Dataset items
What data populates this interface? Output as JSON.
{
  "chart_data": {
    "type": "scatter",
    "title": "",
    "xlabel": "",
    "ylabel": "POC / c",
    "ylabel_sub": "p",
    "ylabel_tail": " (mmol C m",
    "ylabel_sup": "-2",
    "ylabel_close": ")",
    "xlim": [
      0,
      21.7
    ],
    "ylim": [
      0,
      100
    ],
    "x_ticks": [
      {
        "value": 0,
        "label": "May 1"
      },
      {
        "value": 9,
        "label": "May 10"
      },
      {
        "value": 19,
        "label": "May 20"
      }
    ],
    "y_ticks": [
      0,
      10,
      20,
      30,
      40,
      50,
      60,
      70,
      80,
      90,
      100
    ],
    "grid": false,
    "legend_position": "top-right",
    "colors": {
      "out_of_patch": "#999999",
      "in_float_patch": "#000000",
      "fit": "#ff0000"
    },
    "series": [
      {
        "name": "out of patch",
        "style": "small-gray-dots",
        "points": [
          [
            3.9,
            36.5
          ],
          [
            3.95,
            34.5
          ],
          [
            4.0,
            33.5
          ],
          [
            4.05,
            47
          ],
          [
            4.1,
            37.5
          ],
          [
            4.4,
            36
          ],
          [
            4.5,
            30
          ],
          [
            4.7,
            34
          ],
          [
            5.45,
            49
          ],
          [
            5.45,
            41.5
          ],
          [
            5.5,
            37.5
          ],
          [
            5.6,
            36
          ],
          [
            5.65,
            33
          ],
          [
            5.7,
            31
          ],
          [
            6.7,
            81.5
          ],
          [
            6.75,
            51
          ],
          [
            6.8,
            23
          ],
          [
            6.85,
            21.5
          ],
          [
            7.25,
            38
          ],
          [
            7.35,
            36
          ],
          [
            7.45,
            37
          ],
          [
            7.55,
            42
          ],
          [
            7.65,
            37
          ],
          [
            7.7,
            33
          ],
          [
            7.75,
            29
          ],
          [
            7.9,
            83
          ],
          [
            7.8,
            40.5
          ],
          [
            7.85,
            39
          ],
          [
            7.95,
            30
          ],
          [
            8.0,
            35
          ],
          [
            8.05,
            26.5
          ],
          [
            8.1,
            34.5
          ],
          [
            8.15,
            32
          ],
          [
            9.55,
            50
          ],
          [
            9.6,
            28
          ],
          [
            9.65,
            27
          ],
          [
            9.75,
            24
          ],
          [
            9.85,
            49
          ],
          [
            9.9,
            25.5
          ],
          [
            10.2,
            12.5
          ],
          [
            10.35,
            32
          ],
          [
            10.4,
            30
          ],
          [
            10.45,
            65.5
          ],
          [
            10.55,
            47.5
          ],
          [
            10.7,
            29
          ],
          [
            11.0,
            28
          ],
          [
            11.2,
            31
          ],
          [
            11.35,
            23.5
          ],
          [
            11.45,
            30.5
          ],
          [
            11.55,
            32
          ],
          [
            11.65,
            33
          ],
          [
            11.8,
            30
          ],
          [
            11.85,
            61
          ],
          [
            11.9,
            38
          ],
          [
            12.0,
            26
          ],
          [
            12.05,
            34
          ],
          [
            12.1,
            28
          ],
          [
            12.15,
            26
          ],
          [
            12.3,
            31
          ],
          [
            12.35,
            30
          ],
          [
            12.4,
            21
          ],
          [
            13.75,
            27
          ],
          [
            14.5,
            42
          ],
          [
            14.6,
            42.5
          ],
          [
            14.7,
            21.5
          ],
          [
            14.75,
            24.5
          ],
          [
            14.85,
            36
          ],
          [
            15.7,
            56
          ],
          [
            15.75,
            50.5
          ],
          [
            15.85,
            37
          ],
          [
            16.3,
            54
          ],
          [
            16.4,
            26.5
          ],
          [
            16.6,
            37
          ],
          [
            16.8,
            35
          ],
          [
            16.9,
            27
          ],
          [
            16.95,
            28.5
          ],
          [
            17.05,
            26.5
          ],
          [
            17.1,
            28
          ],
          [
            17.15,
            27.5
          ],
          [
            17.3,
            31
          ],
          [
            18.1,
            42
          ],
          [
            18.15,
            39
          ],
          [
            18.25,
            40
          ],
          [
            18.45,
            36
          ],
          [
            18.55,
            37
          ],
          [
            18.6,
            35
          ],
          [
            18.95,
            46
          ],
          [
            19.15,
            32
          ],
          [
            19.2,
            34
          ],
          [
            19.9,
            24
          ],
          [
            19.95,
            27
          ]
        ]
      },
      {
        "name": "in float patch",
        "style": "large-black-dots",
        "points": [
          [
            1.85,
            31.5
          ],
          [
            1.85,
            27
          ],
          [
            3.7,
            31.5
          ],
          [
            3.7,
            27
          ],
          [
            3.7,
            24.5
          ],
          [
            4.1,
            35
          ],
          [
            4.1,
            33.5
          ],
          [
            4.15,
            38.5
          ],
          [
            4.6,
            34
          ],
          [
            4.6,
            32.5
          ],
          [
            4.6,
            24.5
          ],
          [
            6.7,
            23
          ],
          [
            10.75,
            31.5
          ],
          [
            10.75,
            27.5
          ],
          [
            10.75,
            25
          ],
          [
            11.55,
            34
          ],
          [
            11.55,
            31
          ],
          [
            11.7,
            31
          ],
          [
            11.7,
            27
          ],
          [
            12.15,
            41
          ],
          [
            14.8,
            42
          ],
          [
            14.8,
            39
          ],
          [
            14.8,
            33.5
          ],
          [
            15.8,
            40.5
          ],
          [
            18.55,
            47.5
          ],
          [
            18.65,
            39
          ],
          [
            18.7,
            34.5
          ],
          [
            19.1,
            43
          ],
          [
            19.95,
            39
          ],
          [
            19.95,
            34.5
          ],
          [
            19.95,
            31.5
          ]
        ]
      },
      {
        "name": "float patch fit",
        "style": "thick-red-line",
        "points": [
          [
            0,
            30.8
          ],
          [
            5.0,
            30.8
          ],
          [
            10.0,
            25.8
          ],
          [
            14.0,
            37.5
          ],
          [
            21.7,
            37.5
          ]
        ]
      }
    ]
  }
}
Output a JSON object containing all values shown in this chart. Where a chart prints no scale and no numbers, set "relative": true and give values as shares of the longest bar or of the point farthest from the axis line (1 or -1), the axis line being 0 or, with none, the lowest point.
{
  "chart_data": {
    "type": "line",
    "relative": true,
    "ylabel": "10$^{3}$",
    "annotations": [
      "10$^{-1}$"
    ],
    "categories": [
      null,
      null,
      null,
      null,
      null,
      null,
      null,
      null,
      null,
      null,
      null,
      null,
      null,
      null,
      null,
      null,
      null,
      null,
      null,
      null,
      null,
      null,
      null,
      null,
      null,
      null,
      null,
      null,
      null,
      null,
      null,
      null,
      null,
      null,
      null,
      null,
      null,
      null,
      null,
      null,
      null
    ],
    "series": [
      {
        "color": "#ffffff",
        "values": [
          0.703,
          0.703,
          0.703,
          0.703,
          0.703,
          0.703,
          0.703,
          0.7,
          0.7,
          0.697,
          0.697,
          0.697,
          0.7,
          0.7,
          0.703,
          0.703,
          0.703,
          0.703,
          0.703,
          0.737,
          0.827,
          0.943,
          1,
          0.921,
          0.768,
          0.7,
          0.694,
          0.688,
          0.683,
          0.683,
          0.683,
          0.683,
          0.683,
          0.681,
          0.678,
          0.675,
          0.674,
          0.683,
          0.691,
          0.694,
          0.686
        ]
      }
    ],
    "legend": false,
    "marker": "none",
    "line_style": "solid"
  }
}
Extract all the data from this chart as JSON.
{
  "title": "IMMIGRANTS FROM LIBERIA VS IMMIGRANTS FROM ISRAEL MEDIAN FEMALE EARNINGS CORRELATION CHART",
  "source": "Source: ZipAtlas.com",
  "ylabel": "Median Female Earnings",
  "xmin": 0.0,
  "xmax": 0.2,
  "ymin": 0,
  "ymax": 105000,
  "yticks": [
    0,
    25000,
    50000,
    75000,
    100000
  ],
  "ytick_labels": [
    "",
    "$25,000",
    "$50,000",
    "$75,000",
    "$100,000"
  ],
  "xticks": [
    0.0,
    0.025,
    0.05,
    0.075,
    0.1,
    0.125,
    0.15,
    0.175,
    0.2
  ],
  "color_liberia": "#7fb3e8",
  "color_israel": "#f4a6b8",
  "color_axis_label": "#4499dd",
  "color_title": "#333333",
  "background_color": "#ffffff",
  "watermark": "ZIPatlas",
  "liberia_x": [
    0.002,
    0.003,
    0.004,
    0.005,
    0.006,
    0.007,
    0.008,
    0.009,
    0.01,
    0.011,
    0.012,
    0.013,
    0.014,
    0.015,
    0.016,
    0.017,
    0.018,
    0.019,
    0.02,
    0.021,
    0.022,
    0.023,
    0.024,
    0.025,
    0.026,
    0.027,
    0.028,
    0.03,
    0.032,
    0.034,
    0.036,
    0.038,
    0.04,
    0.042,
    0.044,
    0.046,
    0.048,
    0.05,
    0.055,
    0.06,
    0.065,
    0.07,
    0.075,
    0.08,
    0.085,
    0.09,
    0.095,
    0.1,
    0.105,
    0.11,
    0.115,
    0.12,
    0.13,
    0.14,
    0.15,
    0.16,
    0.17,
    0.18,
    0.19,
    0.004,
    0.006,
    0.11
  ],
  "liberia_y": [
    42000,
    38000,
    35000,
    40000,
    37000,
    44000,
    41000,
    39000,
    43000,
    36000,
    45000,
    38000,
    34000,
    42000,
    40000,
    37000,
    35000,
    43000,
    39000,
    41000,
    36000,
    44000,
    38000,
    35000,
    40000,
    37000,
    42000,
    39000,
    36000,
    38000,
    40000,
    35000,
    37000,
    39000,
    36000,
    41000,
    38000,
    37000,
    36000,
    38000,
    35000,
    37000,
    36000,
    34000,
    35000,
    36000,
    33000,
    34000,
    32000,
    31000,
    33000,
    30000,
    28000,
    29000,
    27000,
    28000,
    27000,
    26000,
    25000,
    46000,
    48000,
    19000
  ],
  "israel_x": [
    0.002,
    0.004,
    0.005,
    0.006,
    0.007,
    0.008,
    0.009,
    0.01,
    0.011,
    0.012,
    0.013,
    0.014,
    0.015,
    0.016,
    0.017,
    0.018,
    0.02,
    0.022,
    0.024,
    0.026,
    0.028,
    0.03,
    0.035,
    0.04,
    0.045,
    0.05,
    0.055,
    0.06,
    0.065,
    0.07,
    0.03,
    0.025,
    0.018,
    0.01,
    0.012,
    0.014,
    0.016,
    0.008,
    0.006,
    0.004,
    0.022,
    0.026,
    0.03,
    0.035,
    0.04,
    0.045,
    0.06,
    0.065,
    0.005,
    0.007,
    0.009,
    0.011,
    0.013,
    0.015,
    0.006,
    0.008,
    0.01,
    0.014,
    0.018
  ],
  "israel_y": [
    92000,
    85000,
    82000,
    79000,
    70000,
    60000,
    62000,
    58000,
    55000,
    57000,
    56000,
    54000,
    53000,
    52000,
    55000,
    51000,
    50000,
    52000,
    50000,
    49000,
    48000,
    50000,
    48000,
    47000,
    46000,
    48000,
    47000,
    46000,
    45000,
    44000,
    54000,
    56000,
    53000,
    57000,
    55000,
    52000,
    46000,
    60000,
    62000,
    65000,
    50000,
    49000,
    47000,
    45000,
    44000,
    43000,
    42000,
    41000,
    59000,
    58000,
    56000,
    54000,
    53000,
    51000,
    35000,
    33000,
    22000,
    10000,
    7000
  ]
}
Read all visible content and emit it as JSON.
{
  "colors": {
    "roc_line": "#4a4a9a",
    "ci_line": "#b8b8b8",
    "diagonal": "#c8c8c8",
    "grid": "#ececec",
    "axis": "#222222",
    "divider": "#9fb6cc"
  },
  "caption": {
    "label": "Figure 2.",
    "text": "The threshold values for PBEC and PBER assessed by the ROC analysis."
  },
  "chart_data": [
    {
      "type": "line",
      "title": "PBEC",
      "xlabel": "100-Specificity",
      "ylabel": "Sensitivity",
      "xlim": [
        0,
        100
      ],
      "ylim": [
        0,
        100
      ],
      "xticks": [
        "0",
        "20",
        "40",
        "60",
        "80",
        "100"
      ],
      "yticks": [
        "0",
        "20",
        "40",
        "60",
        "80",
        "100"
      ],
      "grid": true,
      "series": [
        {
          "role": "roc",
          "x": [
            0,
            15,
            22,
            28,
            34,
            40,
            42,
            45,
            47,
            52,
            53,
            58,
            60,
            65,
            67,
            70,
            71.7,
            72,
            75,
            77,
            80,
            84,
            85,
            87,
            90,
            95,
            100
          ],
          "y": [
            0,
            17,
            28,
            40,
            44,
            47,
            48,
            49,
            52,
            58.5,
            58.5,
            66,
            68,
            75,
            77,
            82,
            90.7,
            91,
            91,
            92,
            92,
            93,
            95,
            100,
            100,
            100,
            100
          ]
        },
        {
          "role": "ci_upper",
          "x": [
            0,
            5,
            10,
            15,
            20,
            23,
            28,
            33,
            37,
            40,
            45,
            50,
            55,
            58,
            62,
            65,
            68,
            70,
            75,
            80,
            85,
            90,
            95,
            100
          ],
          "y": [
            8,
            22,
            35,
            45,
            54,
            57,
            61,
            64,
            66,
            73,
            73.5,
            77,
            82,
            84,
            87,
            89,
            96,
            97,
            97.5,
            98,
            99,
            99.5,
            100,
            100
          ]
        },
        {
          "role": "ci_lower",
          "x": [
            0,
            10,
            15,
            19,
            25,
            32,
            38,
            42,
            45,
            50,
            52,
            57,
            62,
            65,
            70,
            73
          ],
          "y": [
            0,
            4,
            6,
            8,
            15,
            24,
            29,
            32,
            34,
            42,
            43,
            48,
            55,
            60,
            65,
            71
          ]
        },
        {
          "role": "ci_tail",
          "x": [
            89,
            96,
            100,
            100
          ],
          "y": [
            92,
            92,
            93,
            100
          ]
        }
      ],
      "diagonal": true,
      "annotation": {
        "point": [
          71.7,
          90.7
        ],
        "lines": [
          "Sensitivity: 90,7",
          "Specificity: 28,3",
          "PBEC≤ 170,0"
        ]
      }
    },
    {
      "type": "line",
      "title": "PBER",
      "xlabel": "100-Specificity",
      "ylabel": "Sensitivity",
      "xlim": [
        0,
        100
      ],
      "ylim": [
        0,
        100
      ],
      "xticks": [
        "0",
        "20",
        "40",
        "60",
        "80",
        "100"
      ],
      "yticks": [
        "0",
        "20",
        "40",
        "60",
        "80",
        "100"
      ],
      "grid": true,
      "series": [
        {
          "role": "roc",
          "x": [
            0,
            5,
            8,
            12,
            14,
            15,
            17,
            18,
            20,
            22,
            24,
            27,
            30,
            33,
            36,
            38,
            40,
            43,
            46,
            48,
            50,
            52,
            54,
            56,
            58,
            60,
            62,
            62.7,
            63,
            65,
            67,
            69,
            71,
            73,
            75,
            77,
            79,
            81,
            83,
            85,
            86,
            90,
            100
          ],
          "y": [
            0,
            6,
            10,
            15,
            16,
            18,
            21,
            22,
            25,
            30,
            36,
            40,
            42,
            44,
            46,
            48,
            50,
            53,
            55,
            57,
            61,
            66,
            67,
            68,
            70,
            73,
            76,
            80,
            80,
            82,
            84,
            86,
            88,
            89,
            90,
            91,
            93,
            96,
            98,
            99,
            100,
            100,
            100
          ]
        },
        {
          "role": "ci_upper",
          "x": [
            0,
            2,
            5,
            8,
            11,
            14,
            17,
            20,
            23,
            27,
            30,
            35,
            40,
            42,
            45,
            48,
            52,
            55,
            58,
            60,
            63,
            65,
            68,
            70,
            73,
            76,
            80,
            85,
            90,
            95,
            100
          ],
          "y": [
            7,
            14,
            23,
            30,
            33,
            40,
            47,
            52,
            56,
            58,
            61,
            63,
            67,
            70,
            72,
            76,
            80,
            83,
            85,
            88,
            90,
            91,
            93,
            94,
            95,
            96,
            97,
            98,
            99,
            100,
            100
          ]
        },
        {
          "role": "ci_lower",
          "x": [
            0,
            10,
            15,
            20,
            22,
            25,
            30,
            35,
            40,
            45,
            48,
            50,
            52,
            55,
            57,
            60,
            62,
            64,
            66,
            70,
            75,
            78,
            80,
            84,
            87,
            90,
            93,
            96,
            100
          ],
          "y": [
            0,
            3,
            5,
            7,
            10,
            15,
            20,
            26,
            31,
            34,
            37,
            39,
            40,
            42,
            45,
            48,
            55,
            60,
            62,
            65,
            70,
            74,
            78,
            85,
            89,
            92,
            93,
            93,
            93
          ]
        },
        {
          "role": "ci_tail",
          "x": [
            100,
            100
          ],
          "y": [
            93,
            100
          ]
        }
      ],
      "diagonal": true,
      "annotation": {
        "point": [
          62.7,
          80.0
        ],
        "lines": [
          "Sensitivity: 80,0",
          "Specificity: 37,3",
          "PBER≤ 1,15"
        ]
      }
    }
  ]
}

Required work: Find the word "type" in the entries above and gather every line that holds it.

Full output:
    "type": "scatter",
    "type": "line",
      "type": "line",
      "type": "line",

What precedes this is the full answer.